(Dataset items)
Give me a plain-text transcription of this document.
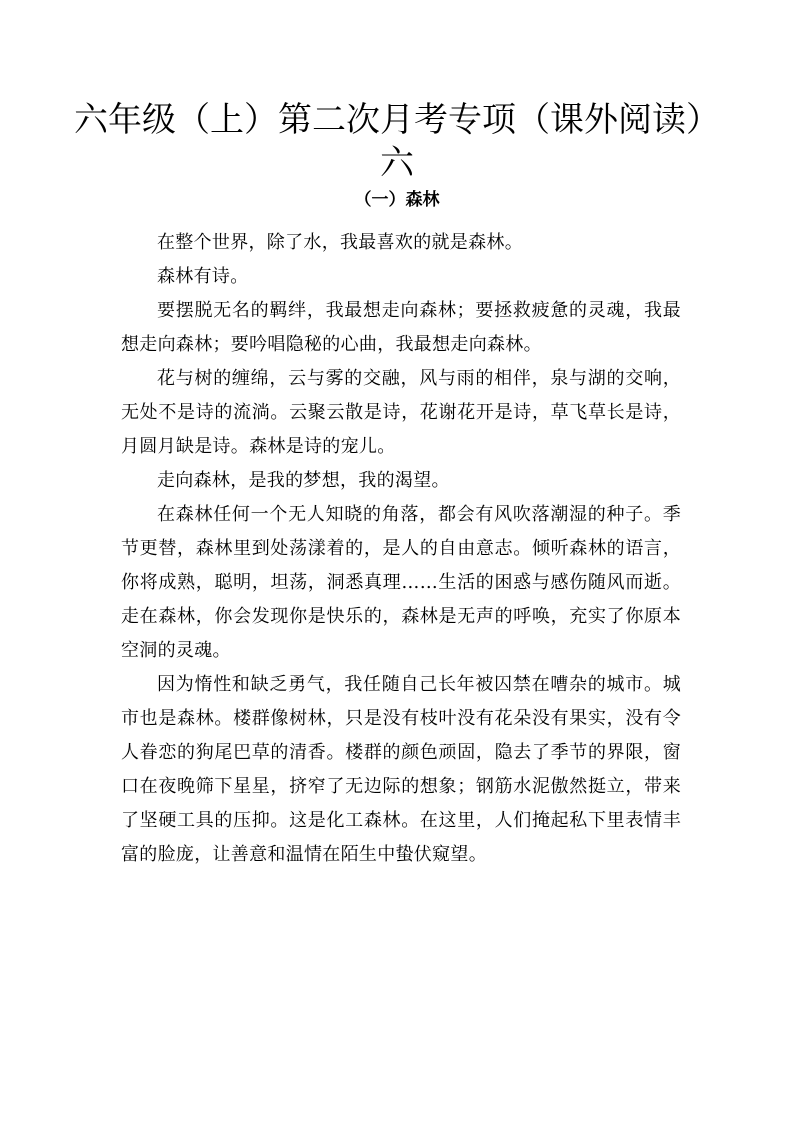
六年级（上）第二次月考专项（课外阅读）
六
（一）森林

在整个世界，除了水，我最喜欢的就是森林。

森林有诗。

要摆脱无名的羁绊，我最想走向森林；要拯救疲惫的灵魂，我最想走向森林；要吟唱隐秘的心曲，我最想走向森林。

花与树的缠绵，云与雾的交融，风与雨的相伴，泉与湖的交响，无处不是诗的流淌。云聚云散是诗，花谢花开是诗，草飞草长是诗，月圆月缺是诗。森林是诗的宠儿。

走向森林，是我的梦想，我的渴望。

在森林任何一个无人知晓的角落，都会有风吹落潮湿的种子。季节更替，森林里到处荡漾着的，是人的自由意志。倾听森林的语言，你将成熟，聪明，坦荡，洞悉真理……生活的困惑与感伤随风而逝。走在森林，你会发现你是快乐的，森林是无声的呼唤，充实了你原本空洞的灵魂。

因为惰性和缺乏勇气，我任随自己长年被囚禁在嘈杂的城市。城市也是森林。楼群像树林，只是没有枝叶没有花朵没有果实，没有令人眷恋的狗尾巴草的清香。楼群的颜色顽固，隐去了季节的界限，窗口在夜晚筛下星星，挤窄了无边际的想象；钢筋水泥傲然挺立，带来了坚硬工具的压抑。这是化工森林。在这里，人们掩起私下里表情丰富的脸庞，让善意和温情在陌生中蛰伏窥望。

- **TO BE DONE**
Transcribe each entry above exactly, apart from the pictures.

- **SOLVED EXERCISE**
Give me a plain-text transcription of this document.
六年级（上）第二次月考专项（课外阅读）
六
（一）森林

在整个世界，除了水，我最喜欢的就是森林。

森林有诗。

要摆脱无名的羁绊，我最想走向森林；要拯救疲惫的灵魂，我最想走向森林；要吟唱隐秘的心曲，我最想走向森林。

花与树的缠绵，云与雾的交融，风与雨的相伴，泉与湖的交响，无处不是诗的流淌。云聚云散是诗，花谢花开是诗，草飞草长是诗，月圆月缺是诗。森林是诗的宠儿。

走向森林，是我的梦想，我的渴望。

在森林任何一个无人知晓的角落，都会有风吹落潮湿的种子。季节更替，森林里到处荡漾着的，是人的自由意志。倾听森林的语言，你将成熟，聪明，坦荡，洞悉真理……生活的困惑与感伤随风而逝。走在森林，你会发现你是快乐的，森林是无声的呼唤，充实了你原本空洞的灵魂。

因为惰性和缺乏勇气，我任随自己长年被囚禁在嘈杂的城市。城市也是森林。楼群像树林，只是没有枝叶没有花朵没有果实，没有令人眷恋的狗尾巴草的清香。楼群的颜色顽固，隐去了季节的界限，窗口在夜晚筛下星星，挤窄了无边际的想象；钢筋水泥傲然挺立，带来了坚硬工具的压抑。这是化工森林。在这里，人们掩起私下里表情丰富的脸庞，让善意和温情在陌生中蛰伏窥望。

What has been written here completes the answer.